>> BEGIN DATASET EXTRACT

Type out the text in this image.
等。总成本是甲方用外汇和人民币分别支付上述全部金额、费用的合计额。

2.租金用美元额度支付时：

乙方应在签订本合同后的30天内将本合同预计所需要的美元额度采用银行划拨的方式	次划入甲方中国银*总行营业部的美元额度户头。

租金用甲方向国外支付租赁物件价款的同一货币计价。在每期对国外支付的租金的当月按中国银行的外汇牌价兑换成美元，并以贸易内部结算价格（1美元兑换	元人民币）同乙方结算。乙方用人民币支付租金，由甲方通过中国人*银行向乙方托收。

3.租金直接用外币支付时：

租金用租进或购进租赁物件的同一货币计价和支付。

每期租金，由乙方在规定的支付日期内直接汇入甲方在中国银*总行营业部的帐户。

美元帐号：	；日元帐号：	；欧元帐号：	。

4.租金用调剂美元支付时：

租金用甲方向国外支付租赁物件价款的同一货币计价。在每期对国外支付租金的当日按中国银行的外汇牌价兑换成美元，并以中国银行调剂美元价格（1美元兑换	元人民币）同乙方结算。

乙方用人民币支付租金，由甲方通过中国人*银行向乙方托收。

>> END DATASET EXTRACT

Quote all the records. Keep every word exact.

SOLUTION TO THE EXERCISE —
Type out the text in this image.
等。总成本是甲方用外汇和人民币分别支付上述全部金额、费用的合计额。

2.租金用美元额度支付时：

乙方应在签订本合同后的30天内将本合同预计所需要的美元额度采用银行划拨的方式	次划入甲方中国银*总行营业部的美元额度户头。

租金用甲方向国外支付租赁物件价款的同一货币计价。在每期对国外支付的租金的当月按中国银行的外汇牌价兑换成美元，并以贸易内部结算价格（1美元兑换	元人民币）同乙方结算。乙方用人民币支付租金，由甲方通过中国人*银行向乙方托收。

3.租金直接用外币支付时：

租金用租进或购进租赁物件的同一货币计价和支付。

每期租金，由乙方在规定的支付日期内直接汇入甲方在中国银*总行营业部的帐户。

美元帐号：	；日元帐号：	；欧元帐号：	。

4.租金用调剂美元支付时：

租金用甲方向国外支付租赁物件价款的同一货币计价。在每期对国外支付租金的当日按中国银行的外汇牌价兑换成美元，并以中国银行调剂美元价格（1美元兑换	元人民币）同乙方结算。

乙方用人民币支付租金，由甲方通过中国人*银行向乙方托收。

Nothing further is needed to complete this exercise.